▼

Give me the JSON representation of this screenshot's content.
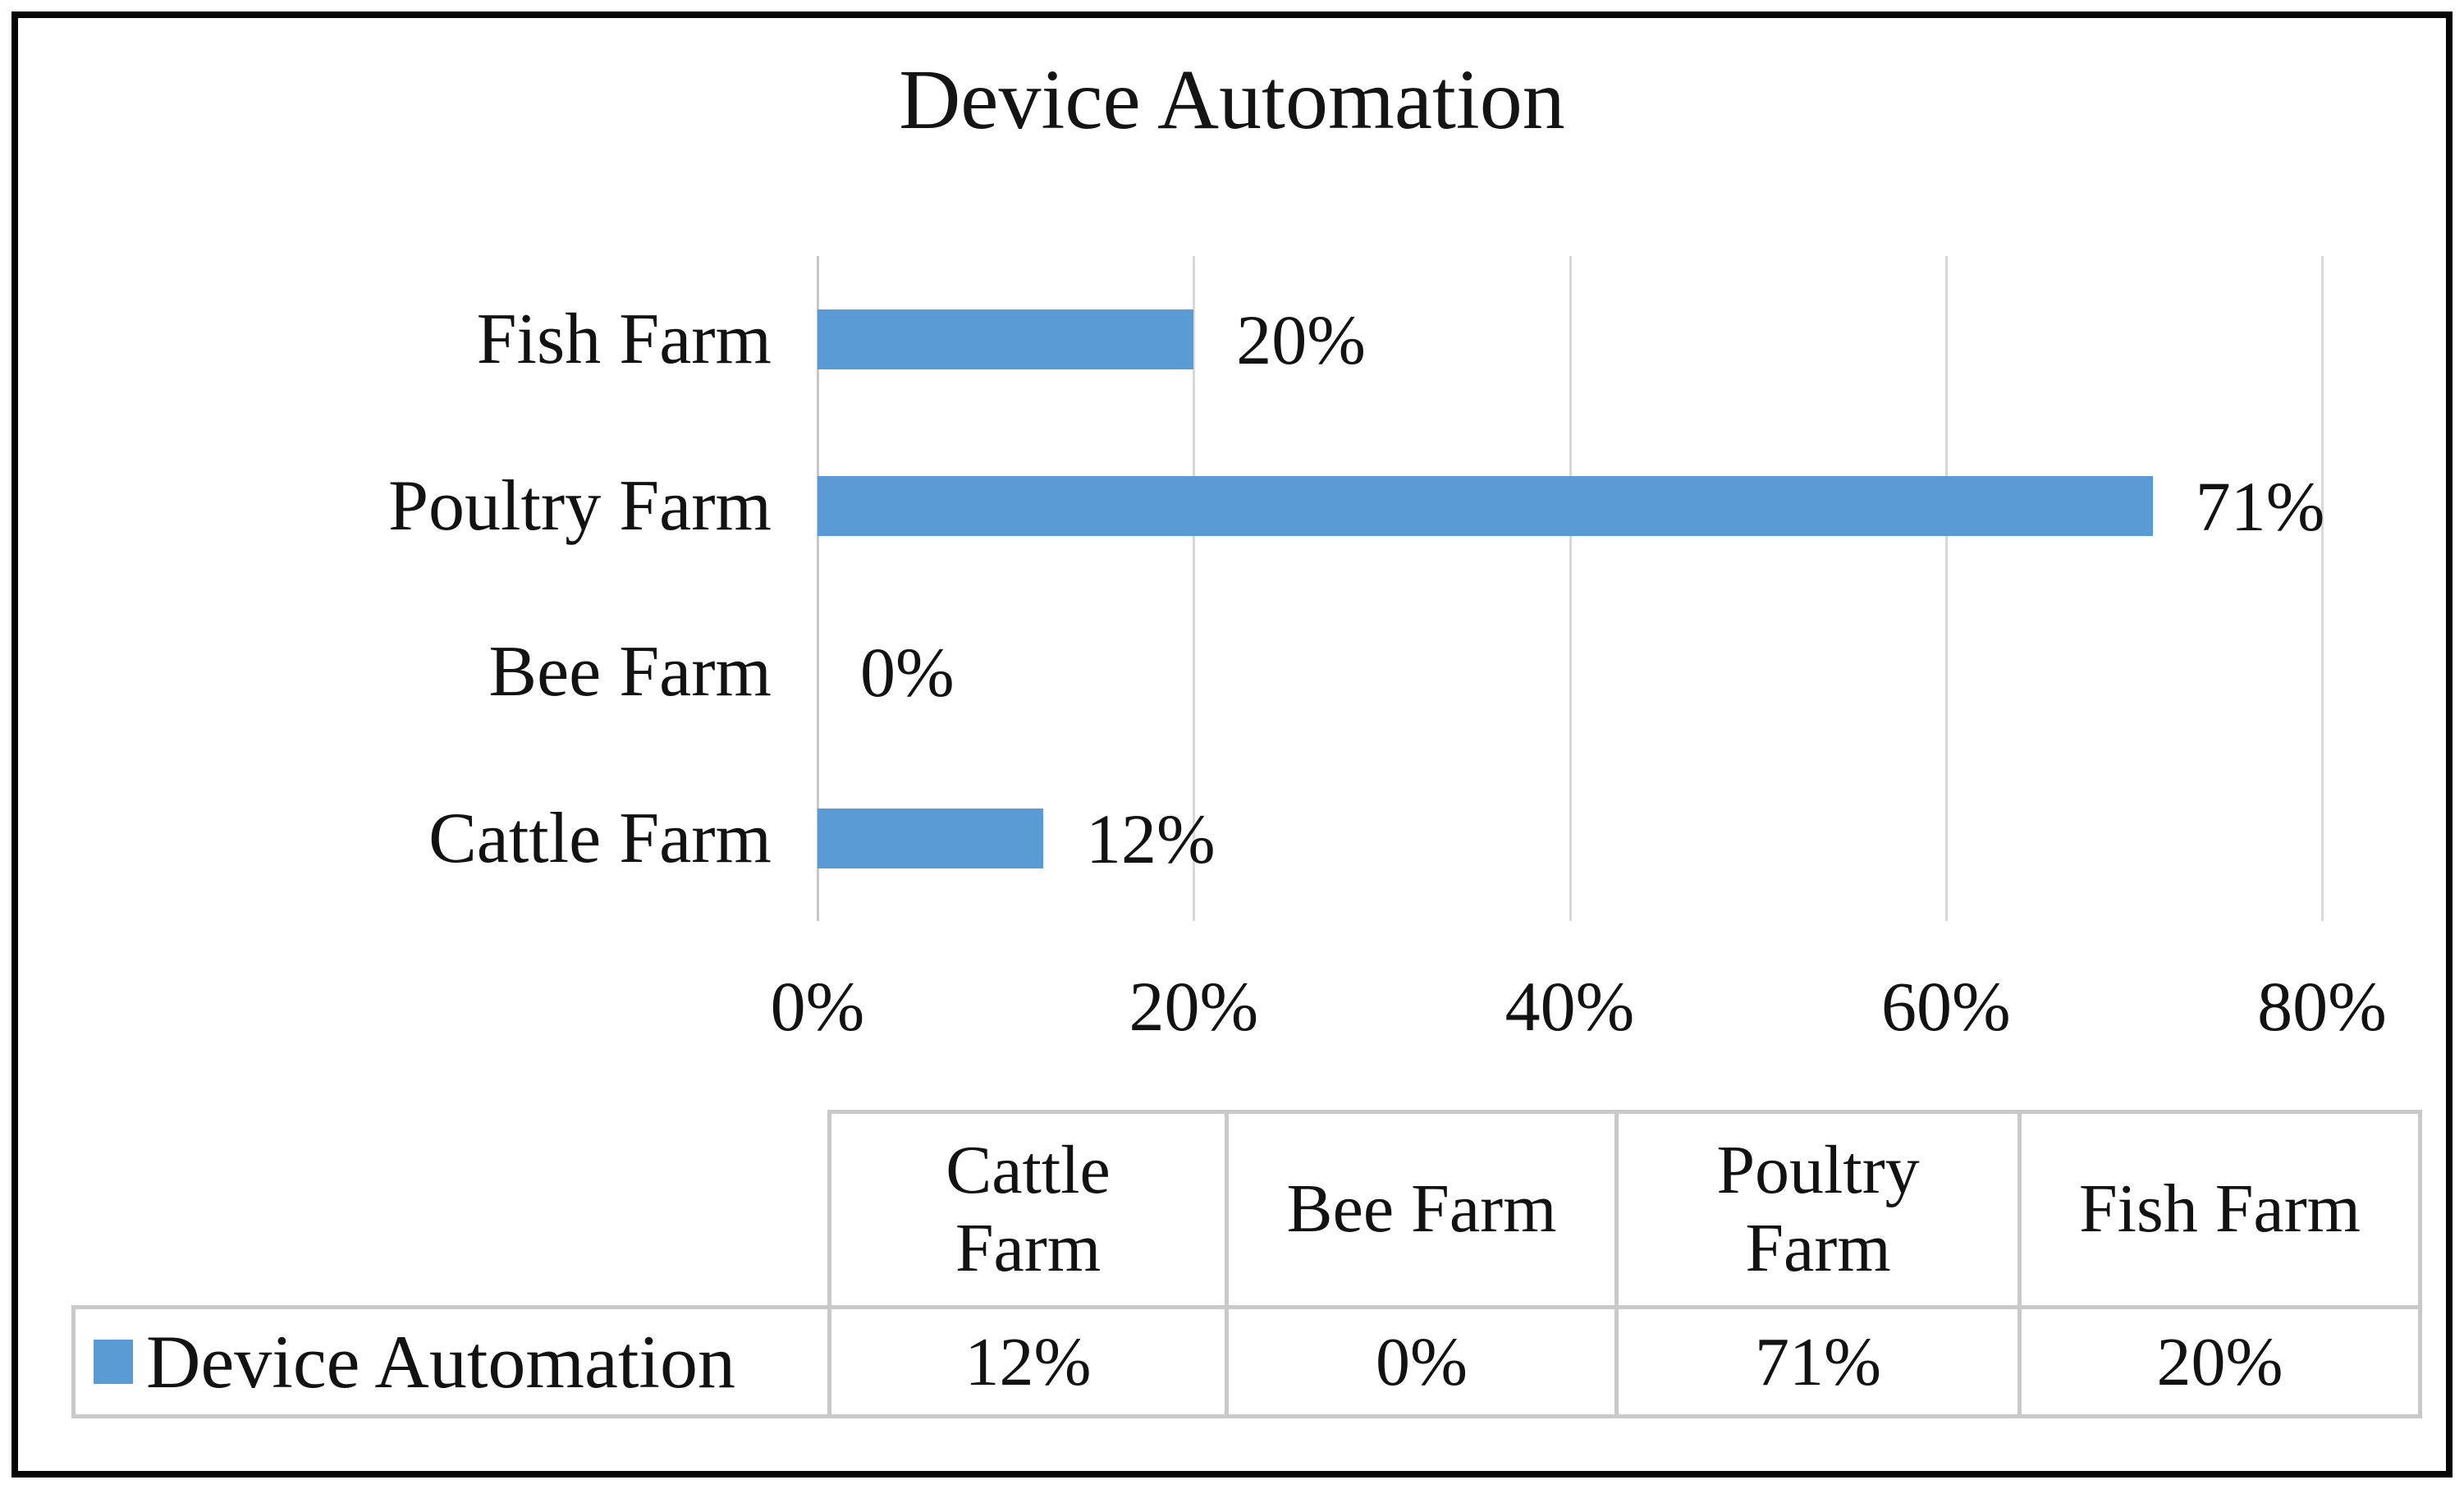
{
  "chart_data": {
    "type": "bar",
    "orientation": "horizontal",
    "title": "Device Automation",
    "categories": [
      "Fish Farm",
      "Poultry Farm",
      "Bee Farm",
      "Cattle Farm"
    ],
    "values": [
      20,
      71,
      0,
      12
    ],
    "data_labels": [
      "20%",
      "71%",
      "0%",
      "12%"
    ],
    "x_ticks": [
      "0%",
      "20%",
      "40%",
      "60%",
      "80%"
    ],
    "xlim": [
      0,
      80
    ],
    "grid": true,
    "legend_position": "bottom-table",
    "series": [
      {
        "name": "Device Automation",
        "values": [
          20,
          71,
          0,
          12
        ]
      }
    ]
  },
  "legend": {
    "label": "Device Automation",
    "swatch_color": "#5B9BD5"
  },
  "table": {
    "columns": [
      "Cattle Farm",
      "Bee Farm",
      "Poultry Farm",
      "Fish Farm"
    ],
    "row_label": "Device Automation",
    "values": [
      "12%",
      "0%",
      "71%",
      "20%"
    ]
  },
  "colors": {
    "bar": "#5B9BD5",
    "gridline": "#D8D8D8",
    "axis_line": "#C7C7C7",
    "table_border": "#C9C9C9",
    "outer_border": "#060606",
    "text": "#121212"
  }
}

▲

What you should do: Repeat the data in full and exactly. Omit pictures.

Completed exercise:
Give me the JSON representation of this screenshot's content.
{
  "chart_data": {
    "type": "bar",
    "orientation": "horizontal",
    "title": "Device Automation",
    "categories": [
      "Fish Farm",
      "Poultry Farm",
      "Bee Farm",
      "Cattle Farm"
    ],
    "values": [
      20,
      71,
      0,
      12
    ],
    "data_labels": [
      "20%",
      "71%",
      "0%",
      "12%"
    ],
    "x_ticks": [
      "0%",
      "20%",
      "40%",
      "60%",
      "80%"
    ],
    "xlim": [
      0,
      80
    ],
    "grid": true,
    "legend_position": "bottom-table",
    "series": [
      {
        "name": "Device Automation",
        "values": [
          20,
          71,
          0,
          12
        ]
      }
    ]
  },
  "legend": {
    "label": "Device Automation",
    "swatch_color": "#5B9BD5"
  },
  "table": {
    "columns": [
      "Cattle Farm",
      "Bee Farm",
      "Poultry Farm",
      "Fish Farm"
    ],
    "row_label": "Device Automation",
    "values": [
      "12%",
      "0%",
      "71%",
      "20%"
    ]
  },
  "colors": {
    "bar": "#5B9BD5",
    "gridline": "#D8D8D8",
    "axis_line": "#C7C7C7",
    "table_border": "#C9C9C9",
    "outer_border": "#060606",
    "text": "#121212"
  }
}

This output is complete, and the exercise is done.